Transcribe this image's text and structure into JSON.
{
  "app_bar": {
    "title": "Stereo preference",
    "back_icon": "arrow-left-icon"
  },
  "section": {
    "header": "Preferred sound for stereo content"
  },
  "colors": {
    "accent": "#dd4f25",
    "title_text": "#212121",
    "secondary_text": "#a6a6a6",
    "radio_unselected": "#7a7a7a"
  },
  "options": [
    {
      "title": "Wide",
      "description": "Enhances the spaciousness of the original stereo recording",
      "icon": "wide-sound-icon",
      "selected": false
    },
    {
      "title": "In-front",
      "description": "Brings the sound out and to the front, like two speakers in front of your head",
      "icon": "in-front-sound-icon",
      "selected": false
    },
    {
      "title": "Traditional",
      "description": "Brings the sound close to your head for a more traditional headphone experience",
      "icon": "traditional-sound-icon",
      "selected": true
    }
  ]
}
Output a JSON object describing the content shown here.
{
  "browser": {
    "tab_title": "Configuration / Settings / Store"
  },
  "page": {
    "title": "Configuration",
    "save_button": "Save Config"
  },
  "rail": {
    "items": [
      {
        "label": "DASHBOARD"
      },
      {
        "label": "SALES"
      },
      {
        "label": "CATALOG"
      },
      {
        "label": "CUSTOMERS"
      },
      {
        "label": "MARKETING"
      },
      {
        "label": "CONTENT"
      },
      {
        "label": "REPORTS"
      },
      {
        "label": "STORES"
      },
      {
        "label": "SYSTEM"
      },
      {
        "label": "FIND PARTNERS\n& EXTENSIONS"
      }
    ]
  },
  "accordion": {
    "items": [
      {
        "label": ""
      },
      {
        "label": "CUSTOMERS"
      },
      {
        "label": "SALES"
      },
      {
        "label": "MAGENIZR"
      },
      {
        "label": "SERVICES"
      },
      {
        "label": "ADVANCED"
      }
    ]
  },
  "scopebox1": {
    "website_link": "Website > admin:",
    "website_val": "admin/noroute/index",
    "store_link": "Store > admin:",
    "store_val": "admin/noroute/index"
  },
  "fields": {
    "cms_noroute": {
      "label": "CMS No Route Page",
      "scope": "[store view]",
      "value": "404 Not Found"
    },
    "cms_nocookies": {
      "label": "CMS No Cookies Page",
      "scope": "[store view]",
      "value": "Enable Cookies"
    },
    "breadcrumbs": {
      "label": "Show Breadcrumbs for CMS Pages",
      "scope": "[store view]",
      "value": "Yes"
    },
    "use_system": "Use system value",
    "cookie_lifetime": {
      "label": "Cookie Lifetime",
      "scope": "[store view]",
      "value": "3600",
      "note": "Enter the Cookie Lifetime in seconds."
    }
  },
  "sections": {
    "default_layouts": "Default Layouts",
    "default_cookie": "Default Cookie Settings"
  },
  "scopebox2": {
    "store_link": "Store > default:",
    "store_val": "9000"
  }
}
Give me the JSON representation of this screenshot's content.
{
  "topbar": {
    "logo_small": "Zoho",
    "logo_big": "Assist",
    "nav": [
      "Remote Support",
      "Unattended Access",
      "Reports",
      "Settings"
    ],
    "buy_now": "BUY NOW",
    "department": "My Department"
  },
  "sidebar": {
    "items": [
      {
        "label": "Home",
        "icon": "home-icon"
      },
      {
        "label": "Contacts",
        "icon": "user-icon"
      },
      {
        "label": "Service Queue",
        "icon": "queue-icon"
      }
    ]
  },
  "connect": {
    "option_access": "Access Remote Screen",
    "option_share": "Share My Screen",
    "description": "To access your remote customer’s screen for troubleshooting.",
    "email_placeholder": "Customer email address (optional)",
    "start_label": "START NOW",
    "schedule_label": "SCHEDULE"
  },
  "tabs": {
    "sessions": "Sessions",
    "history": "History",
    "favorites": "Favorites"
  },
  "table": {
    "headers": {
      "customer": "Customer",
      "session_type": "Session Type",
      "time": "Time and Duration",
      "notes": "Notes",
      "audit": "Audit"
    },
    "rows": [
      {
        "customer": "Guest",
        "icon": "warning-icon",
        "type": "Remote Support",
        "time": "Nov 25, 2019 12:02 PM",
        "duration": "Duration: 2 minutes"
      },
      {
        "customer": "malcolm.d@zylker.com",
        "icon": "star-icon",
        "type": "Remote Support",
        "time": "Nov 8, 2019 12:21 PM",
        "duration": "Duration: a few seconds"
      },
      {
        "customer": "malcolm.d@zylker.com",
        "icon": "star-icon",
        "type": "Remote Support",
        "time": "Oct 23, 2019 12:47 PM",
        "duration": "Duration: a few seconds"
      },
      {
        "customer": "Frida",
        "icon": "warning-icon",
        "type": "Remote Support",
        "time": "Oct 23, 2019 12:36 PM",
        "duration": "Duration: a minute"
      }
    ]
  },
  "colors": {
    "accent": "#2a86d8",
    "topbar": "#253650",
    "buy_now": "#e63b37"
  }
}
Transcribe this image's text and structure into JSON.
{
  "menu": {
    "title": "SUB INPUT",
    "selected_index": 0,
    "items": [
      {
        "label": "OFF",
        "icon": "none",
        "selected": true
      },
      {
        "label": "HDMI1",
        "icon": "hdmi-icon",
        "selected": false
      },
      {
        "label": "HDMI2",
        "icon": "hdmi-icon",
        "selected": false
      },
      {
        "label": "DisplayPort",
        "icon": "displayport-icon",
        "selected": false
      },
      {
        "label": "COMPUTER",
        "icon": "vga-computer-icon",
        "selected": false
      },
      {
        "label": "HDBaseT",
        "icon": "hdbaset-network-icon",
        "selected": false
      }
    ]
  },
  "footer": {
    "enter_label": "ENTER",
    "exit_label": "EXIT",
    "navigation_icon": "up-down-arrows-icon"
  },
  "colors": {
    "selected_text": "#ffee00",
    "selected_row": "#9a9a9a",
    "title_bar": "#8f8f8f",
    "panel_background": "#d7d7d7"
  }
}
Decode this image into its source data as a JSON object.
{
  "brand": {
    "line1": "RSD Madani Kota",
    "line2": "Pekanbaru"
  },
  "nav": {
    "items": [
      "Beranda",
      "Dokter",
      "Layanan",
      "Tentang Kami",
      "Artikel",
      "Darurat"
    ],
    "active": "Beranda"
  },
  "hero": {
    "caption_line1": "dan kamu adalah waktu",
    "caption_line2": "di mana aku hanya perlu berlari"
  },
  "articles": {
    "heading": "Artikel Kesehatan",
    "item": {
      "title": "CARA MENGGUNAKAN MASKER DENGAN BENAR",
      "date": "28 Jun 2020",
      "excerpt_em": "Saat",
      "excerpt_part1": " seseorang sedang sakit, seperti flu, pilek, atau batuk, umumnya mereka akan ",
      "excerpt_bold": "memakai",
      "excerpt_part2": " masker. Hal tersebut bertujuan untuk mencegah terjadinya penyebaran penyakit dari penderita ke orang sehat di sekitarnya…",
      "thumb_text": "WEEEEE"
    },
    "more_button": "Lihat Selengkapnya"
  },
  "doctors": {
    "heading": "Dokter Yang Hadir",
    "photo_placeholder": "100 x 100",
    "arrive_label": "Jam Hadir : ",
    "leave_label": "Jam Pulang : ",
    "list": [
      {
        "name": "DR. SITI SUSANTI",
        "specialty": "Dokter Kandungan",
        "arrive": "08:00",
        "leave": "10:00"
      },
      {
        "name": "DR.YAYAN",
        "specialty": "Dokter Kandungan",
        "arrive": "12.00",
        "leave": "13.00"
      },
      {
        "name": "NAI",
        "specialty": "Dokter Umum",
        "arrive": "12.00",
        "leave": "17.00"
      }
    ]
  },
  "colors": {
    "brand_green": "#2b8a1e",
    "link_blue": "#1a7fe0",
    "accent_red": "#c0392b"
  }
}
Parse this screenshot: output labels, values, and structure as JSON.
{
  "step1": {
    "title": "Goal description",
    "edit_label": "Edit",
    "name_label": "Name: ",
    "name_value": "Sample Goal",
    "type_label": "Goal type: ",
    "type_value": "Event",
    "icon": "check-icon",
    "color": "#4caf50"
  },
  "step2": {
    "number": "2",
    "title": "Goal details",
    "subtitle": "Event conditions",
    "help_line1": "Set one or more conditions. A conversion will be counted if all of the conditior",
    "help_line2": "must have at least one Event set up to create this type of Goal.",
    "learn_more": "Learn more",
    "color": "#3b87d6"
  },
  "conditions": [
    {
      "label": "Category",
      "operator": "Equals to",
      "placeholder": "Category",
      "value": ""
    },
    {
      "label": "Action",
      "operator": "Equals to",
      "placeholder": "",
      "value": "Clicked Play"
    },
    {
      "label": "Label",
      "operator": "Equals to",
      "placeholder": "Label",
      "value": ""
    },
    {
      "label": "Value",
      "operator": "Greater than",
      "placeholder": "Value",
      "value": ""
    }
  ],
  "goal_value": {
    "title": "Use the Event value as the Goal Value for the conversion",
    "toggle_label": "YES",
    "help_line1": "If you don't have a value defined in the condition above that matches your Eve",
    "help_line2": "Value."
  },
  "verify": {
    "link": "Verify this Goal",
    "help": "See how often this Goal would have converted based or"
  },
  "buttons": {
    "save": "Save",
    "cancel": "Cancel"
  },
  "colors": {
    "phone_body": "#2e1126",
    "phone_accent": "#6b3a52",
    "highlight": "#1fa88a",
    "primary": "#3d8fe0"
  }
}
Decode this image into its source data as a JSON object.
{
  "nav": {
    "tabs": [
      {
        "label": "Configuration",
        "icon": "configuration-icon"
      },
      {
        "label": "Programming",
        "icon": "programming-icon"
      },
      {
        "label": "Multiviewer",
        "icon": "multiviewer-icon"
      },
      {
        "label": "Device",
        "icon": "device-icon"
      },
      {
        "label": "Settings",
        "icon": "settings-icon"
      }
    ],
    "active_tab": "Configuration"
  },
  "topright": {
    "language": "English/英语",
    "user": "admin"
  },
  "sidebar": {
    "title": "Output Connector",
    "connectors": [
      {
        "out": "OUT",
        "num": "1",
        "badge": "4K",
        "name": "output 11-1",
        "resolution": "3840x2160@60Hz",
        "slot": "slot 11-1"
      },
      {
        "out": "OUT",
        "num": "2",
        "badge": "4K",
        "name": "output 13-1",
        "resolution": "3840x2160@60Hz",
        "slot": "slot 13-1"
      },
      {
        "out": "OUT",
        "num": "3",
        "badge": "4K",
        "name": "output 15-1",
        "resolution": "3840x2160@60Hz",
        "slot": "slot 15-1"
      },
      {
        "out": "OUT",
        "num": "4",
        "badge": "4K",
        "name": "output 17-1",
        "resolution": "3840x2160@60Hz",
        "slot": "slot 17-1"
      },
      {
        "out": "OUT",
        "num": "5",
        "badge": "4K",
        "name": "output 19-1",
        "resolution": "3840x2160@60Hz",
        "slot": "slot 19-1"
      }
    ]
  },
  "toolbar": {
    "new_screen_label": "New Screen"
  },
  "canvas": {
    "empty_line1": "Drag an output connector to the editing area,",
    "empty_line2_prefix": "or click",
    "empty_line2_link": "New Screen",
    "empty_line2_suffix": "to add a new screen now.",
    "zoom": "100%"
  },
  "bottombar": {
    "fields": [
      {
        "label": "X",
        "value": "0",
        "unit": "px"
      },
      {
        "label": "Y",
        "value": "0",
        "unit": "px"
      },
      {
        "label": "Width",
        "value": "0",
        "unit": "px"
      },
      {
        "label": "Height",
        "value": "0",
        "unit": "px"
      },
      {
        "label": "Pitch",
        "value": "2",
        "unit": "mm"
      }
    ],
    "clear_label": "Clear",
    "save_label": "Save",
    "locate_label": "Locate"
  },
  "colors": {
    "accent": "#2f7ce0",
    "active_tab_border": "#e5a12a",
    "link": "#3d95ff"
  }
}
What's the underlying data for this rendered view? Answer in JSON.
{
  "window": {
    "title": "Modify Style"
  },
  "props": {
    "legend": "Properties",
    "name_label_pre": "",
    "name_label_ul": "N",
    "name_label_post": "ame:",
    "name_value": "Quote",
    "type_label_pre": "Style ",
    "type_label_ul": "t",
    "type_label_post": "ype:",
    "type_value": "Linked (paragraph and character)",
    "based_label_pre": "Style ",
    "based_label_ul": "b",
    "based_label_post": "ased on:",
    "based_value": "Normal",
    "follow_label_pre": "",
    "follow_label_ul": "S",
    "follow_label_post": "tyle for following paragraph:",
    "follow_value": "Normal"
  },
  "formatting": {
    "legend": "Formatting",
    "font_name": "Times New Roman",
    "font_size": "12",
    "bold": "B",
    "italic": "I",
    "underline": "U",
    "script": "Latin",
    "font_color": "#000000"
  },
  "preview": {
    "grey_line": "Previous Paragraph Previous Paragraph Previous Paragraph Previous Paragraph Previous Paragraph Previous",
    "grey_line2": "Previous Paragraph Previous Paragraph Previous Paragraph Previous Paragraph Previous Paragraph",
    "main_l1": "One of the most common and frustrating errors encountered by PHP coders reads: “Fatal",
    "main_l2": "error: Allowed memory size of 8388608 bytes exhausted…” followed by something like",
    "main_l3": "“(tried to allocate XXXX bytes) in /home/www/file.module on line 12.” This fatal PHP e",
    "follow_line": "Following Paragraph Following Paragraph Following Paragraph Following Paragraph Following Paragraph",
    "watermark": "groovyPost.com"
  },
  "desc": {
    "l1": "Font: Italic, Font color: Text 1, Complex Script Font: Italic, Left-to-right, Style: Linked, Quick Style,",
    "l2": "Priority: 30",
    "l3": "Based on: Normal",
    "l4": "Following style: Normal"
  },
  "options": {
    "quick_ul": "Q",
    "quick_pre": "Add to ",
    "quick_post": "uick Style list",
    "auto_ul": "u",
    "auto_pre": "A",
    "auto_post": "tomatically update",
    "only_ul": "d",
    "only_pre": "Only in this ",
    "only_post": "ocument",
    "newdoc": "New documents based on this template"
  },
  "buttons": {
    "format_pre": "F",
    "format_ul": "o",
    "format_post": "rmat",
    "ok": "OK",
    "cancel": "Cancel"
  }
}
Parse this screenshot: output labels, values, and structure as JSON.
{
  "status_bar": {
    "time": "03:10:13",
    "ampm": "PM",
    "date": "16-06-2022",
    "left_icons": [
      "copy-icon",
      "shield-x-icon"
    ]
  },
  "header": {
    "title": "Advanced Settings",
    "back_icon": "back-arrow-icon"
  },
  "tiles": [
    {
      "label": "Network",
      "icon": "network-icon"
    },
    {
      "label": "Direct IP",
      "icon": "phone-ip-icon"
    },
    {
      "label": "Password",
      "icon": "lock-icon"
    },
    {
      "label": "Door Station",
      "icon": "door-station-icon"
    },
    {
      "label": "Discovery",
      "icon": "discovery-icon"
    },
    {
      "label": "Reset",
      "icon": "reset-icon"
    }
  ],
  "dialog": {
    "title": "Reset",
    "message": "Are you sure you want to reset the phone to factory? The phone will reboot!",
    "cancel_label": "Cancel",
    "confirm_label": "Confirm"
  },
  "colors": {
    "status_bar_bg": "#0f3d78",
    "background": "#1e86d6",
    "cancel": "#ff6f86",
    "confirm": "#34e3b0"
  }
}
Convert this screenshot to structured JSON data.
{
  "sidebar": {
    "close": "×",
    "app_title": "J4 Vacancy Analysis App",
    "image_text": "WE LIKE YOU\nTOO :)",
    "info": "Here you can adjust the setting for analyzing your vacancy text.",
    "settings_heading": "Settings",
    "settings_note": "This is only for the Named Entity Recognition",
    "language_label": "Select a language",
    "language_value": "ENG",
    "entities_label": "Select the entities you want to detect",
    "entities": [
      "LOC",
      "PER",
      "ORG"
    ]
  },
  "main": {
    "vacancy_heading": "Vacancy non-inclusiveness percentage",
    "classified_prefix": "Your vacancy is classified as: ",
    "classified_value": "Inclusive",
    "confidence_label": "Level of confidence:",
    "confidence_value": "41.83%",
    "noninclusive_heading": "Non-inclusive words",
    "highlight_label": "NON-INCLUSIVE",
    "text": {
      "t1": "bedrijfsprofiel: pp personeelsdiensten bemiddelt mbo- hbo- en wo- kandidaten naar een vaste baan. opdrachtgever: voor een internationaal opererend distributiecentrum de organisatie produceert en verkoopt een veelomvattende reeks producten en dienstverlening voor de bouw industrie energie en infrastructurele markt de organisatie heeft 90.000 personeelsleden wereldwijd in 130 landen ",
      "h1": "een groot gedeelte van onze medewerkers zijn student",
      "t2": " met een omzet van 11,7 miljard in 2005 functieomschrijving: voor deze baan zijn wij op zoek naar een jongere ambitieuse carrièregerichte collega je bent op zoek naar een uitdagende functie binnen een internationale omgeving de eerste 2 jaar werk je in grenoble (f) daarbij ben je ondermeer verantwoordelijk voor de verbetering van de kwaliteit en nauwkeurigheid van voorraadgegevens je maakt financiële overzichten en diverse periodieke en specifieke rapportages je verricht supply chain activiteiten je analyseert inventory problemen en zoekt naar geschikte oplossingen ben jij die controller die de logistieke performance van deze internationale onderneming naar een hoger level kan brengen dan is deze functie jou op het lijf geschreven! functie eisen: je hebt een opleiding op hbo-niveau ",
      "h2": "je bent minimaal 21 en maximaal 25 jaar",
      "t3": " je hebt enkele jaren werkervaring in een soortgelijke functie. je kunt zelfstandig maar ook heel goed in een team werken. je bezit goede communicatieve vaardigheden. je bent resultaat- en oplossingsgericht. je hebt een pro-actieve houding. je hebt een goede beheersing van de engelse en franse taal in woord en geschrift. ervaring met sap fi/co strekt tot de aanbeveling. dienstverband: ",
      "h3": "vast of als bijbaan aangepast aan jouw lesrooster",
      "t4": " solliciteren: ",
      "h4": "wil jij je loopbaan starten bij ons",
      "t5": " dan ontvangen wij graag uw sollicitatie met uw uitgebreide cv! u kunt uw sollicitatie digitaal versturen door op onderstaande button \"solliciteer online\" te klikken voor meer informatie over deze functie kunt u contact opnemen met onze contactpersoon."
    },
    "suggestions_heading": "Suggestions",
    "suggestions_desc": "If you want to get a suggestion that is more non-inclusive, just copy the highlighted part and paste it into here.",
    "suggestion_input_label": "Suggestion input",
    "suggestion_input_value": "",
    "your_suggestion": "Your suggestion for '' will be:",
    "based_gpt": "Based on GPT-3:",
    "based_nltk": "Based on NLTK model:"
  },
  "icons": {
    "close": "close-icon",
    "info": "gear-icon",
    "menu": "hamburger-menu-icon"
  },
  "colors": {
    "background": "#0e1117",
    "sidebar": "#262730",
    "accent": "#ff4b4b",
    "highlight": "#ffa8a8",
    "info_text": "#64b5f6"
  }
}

______

> Exercise aim
List the lines of the material in which the word "copy" occurs.

> Answer to this problem
      "copy-icon",
    "suggestions_desc": "If you want to get a suggestion that is more non-inclusive, just copy the highlighted part and paste it into here.",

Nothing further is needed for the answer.